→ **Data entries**
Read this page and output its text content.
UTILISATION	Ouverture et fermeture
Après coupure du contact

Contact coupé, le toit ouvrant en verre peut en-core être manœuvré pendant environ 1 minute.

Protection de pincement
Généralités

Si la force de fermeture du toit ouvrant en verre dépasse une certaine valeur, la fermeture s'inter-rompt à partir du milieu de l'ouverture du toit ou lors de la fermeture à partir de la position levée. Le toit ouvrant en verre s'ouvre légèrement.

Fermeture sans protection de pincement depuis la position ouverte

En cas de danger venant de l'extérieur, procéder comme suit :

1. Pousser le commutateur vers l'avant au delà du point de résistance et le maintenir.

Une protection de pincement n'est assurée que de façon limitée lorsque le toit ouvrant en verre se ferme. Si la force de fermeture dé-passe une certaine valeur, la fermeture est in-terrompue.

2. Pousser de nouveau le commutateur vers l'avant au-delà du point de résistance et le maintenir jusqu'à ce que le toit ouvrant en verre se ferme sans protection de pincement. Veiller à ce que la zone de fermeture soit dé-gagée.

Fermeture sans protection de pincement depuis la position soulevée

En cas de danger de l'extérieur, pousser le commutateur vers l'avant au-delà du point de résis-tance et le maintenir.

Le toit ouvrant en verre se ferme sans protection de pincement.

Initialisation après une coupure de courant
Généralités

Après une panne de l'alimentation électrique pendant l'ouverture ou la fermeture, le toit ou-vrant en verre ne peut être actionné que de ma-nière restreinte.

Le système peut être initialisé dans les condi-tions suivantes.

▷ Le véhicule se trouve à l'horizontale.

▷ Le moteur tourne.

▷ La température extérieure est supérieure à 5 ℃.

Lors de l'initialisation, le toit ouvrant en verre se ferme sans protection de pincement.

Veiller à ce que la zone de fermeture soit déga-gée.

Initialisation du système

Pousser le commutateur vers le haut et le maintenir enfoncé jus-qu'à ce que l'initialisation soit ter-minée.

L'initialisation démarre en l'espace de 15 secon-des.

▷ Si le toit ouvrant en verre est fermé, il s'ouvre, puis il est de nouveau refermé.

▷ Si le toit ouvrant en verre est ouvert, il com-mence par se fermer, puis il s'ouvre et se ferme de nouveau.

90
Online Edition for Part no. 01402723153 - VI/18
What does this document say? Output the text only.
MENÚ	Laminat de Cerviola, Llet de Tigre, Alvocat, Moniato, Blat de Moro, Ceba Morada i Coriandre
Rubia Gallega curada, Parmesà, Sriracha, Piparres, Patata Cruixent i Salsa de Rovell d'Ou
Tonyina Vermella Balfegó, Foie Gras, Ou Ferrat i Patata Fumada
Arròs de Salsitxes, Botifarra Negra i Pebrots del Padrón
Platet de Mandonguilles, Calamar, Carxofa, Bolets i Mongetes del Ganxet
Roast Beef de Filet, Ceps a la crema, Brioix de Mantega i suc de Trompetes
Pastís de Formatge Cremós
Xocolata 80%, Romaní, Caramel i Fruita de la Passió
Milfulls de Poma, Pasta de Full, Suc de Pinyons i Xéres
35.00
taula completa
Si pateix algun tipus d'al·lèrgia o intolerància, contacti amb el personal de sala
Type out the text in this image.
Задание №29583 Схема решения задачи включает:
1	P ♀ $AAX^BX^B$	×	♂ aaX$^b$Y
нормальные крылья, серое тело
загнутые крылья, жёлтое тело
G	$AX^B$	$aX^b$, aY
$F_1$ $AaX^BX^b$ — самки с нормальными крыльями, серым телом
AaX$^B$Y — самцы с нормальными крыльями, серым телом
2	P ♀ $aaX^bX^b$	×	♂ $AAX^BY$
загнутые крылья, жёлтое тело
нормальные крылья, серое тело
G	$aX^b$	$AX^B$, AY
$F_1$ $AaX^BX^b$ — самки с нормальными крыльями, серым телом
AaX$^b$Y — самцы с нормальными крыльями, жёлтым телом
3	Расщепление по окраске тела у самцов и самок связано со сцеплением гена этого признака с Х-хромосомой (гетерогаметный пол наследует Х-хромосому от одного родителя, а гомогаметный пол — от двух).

→ **WHAT YOU ARE ASKED TO DO**
Return every line holding the word "ouvre" from the records.

→ **TASK OUTPUT**
Si la force de fermeture du toit ouvrant en verre dépasse une certaine valeur, la fermeture s'inter-rompt à partir du milieu de l'ouverture du toit ou lors de la fermeture à partir de la position levée. Le toit ouvrant en verre s'ouvre légèrement.
▷ Si le toit ouvrant en verre est fermé, il s'ouvre, puis il est de nouveau refermé.
▷ Si le toit ouvrant en verre est ouvert, il com-mence par se fermer, puis il s'ouvre et se ferme de nouveau.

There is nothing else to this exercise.